» Material provided

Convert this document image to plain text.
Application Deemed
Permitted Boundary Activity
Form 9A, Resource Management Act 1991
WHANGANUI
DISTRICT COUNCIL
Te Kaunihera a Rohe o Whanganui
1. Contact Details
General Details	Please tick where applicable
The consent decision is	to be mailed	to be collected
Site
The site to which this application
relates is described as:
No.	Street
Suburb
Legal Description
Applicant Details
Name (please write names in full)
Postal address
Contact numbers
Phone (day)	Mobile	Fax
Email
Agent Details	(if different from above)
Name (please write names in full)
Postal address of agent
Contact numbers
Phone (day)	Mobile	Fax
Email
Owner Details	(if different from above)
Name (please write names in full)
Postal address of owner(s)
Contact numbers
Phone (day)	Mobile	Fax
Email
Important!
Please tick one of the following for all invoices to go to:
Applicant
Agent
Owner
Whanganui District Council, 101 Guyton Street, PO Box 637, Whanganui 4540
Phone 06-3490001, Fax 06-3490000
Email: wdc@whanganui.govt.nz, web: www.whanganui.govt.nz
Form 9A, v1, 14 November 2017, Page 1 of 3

» What needs to be done
From the listing, copy each line containing the word "tick".

» Answer below
General Details	Please tick where applicable
Please tick one of the following for all invoices to go to:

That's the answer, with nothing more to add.